| Problem requirements |
Below are some records. How many of their lines contain the string "region"? Answer with the number alone.

| Record excerpts |
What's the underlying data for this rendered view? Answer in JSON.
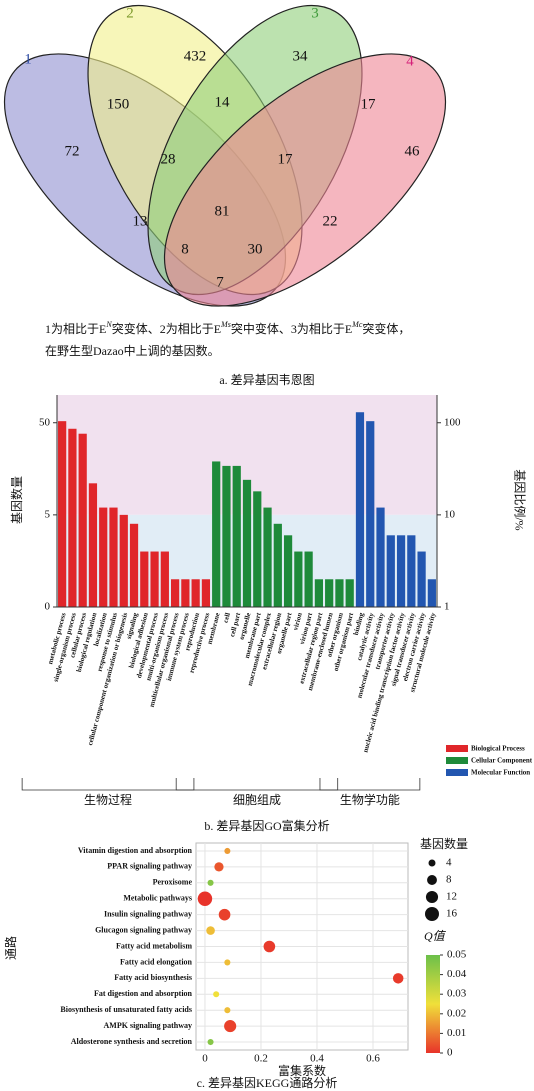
{
  "chart_data": [
    {
      "type": "venn",
      "sets": [
        {
          "name": "1",
          "color": "#8f90d0",
          "label_color": "#2d4ba3"
        },
        {
          "name": "2",
          "color": "#f2f08a",
          "label_color": "#7d9a2c"
        },
        {
          "name": "3",
          "color": "#8fce7a",
          "label_color": "#3f9a3a"
        },
        {
          "name": "4",
          "color": "#ee8594",
          "label_color": "#d5207a"
        }
      ],
      "values": [
        72,
        432,
        34,
        46,
        150,
        14,
        17,
        28,
        17,
        13,
        81,
        22,
        8,
        30,
        7
      ],
      "note": [
        "1为相比于E",
        "N",
        "突变体、2为相比于E",
        "Ms",
        "突中变体、3为相比于E",
        "Mc",
        "突变体，"
      ],
      "note2": "在野生型Dazao中上调的基因数。",
      "caption": "a. 差异基因韦恩图"
    },
    {
      "type": "bar",
      "ylog": true,
      "ylabel": "基因数量",
      "y2label": "基因比例/%",
      "ylim": [
        0.5,
        100
      ],
      "yticks": [
        {
          "value": 0.5,
          "label": "0"
        },
        5,
        50
      ],
      "y2lim": [
        1,
        200
      ],
      "y2ticks": [
        1,
        10,
        100
      ],
      "background_colors": [
        "#f1e1ef",
        "#e1edf6"
      ],
      "series": [
        {
          "name": "Biological Process",
          "group": "生物过程",
          "color": "#e0262a",
          "categories": [
            "metabolic process",
            "single-organism process",
            "cellular process",
            "biological regulation",
            "localization",
            "response to stimulus",
            "cellular component organization or biogenesis",
            "signaling",
            "biological adhesion",
            "developmental process",
            "multi-organism process",
            "multicellular organismal process",
            "immune system process",
            "reproduction",
            "reproductive process"
          ],
          "values": [
            52,
            43,
            38,
            11,
            6,
            6,
            5,
            4,
            2,
            2,
            2,
            1,
            1,
            1,
            1
          ]
        },
        {
          "name": "Cellular Component",
          "group": "细胞组成",
          "color": "#1e8a3a",
          "categories": [
            "membrane",
            "cell",
            "cell part",
            "organelle",
            "membrane part",
            "macromolecular complex",
            "extracellular region",
            "organelle part",
            "virion",
            "virion part",
            "extracellular region part",
            "membrane-enclosed lumen",
            "other organism",
            "other organism part"
          ],
          "values": [
            19,
            17,
            17,
            12,
            9,
            6,
            4,
            3,
            2,
            2,
            1,
            1,
            1,
            1
          ]
        },
        {
          "name": "Molecular Function",
          "group": "生物学功能",
          "color": "#2256b0",
          "categories": [
            "binding",
            "catalytic activity",
            "molecular transducer activity",
            "transporter activity",
            "nucleic acid binding transcription factor activity",
            "signal transducer activity",
            "electron carrier activity",
            "structural molecule activity"
          ],
          "values": [
            65,
            52,
            6,
            3,
            3,
            3,
            2,
            1
          ]
        }
      ],
      "caption": "b. 差异基因GO富集分析"
    },
    {
      "type": "scatter",
      "grid": true,
      "xlabel": "富集系数",
      "ylabel": "通路",
      "categories": [
        "Vitamin digestion and absorption",
        "PPAR signaling pathway",
        "Peroxisome",
        "Metabolic pathways",
        "Insulin signaling pathway",
        "Glucagon signaling pathway",
        "Fatty acid metabolism",
        "Fatty acid elongation",
        "Fatty acid biosynthesis",
        "Fat digestion and absorption",
        "Biosynthesis of unsaturated fatty acids",
        "AMPK signaling pathway",
        "Aldosterone synthesis and secretion"
      ],
      "x": [
        0.08,
        0.05,
        0.02,
        0.0,
        0.07,
        0.02,
        0.23,
        0.08,
        0.69,
        0.04,
        0.08,
        0.09,
        0.02
      ],
      "size": [
        3,
        7,
        3,
        17,
        11,
        6,
        11,
        3,
        9,
        3,
        3,
        12,
        3
      ],
      "q": [
        0.015,
        0.005,
        0.045,
        0.0,
        0.002,
        0.02,
        0.001,
        0.02,
        0.001,
        0.025,
        0.02,
        0.002,
        0.045
      ],
      "xlim": [
        -0.032,
        0.725
      ],
      "xticks": [
        0,
        0.2,
        0.4,
        0.6
      ],
      "size_title": "基因数量",
      "size_legend": [
        4,
        8,
        12,
        16
      ],
      "color_title": "Q值",
      "clim": [
        0,
        0.05
      ],
      "cticks": [
        0,
        0.01,
        0.02,
        0.03,
        0.04,
        0.05
      ],
      "colorscale": [
        "#e8332a",
        "#f0e03a",
        "#6cc04a"
      ],
      "caption": "c. 差异基因KEGG通路分析"
    }
  ]
}
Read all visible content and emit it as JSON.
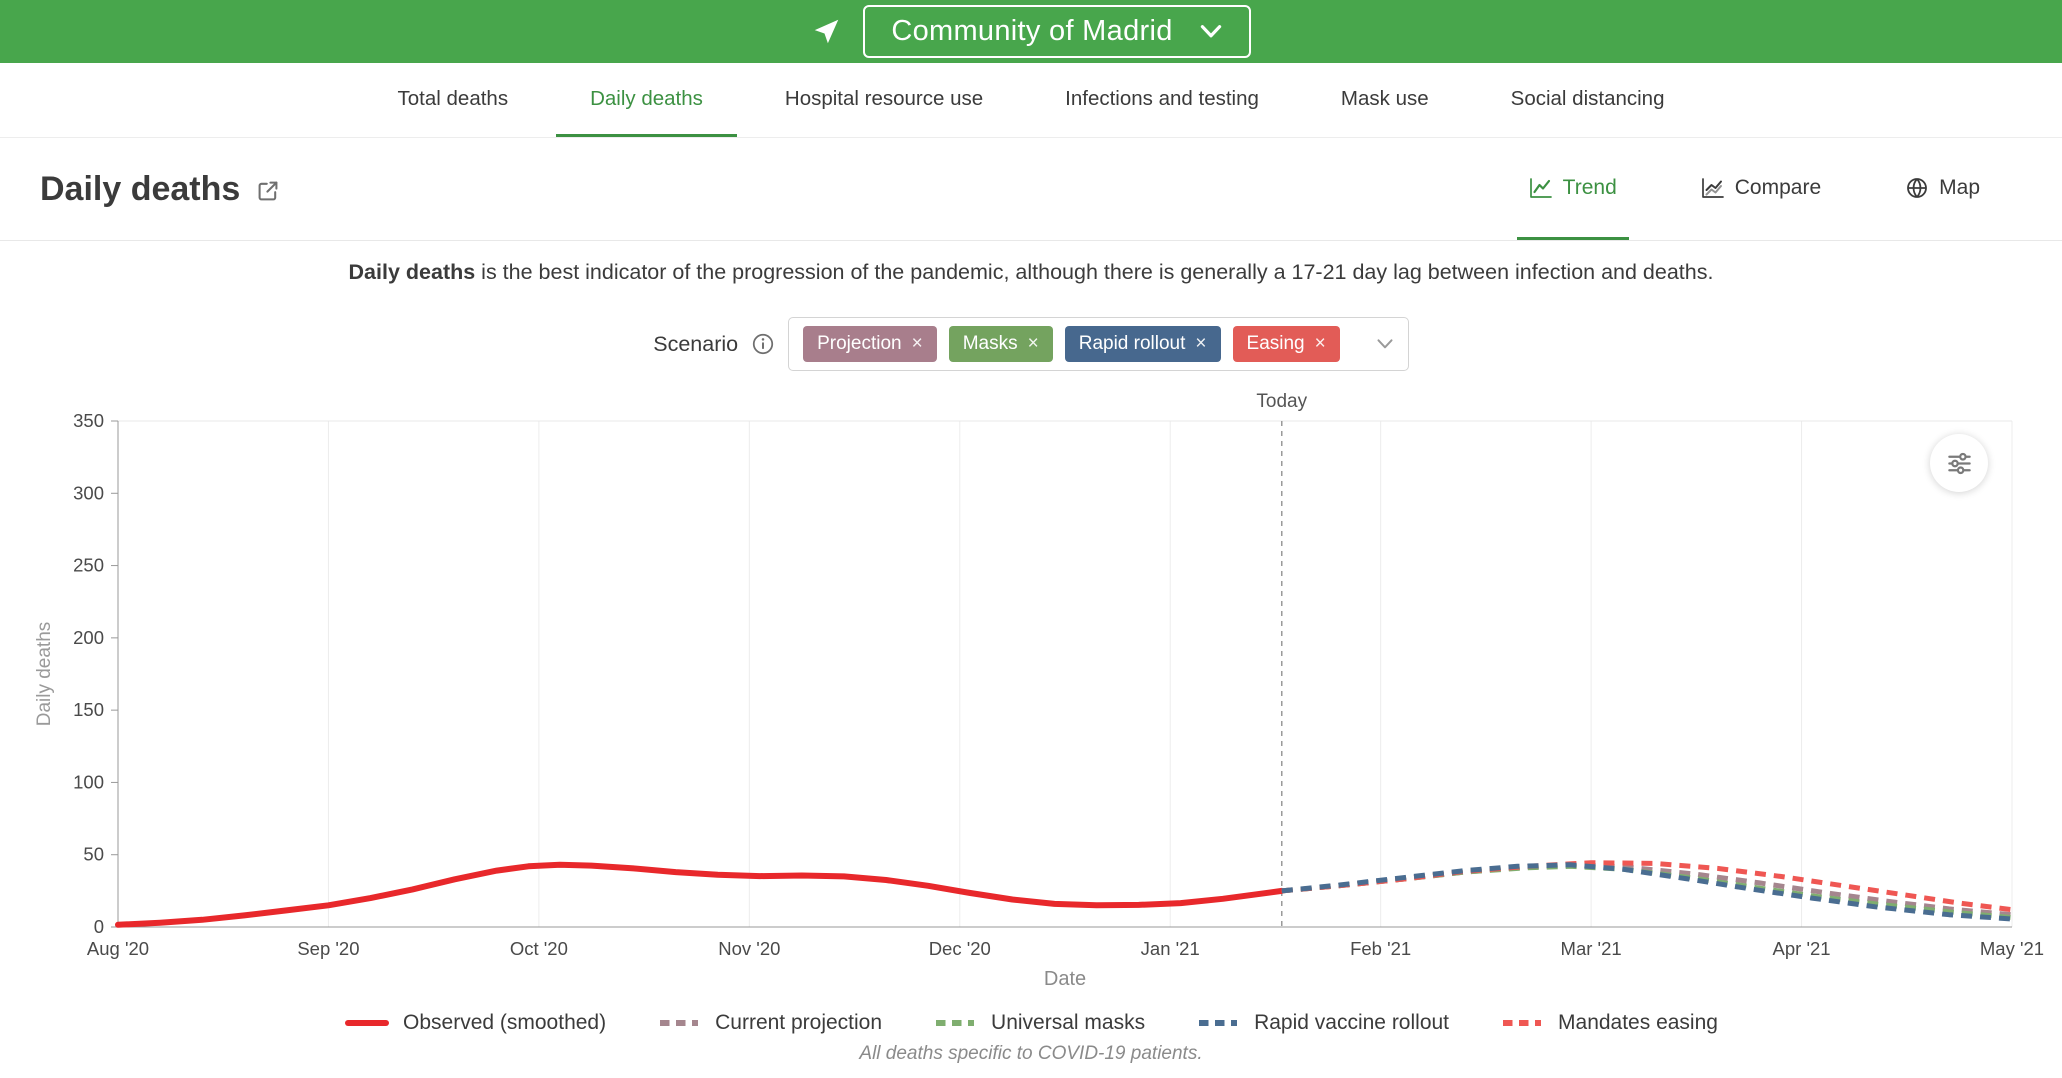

| Response |
2